═════ Recorded data ═════

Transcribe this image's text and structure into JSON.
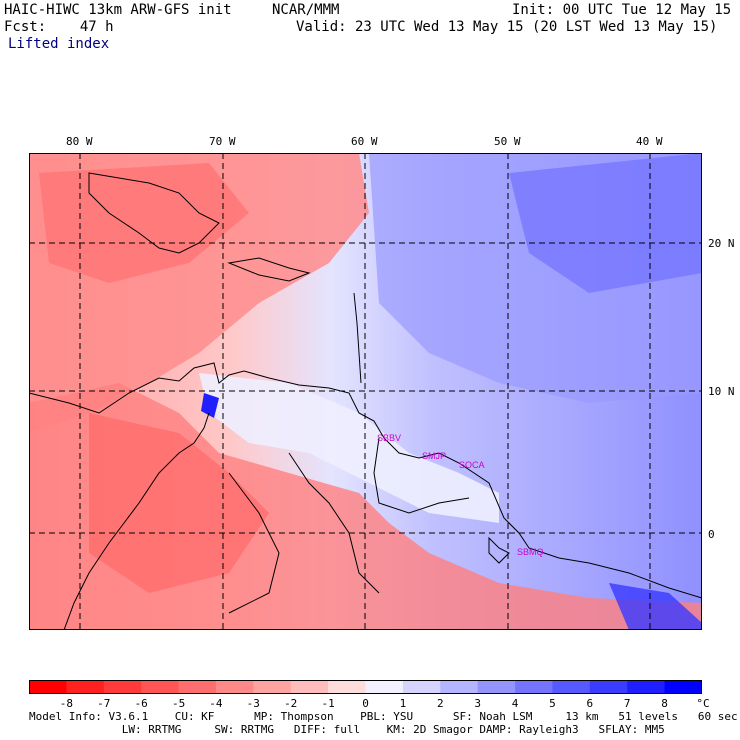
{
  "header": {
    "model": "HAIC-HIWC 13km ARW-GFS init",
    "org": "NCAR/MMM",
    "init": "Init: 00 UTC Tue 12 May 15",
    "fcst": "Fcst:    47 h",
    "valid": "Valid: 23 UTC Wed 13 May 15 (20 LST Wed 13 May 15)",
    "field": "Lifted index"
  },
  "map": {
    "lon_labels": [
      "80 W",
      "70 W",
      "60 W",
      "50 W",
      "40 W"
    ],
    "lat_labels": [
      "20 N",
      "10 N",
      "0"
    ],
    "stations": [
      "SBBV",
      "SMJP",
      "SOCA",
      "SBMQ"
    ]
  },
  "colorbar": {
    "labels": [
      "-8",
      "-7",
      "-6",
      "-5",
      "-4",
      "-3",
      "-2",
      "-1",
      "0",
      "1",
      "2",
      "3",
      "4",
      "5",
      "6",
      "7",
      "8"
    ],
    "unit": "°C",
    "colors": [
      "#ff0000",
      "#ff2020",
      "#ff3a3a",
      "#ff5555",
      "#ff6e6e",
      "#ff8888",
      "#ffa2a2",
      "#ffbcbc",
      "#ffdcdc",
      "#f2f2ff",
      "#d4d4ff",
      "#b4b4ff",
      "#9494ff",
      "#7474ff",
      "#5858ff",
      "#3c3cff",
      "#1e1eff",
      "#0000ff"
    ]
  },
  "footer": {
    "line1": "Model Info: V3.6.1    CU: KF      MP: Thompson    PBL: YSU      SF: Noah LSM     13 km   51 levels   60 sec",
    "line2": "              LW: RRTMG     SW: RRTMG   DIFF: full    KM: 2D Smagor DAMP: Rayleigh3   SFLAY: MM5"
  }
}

═════

Stated exercise
Search the data above for the string "init" and copy each line that has it.

Exercise result
    "model": "HAIC-HIWC 13km ARW-GFS init",
    "init": "Init: 00 UTC Tue 12 May 15",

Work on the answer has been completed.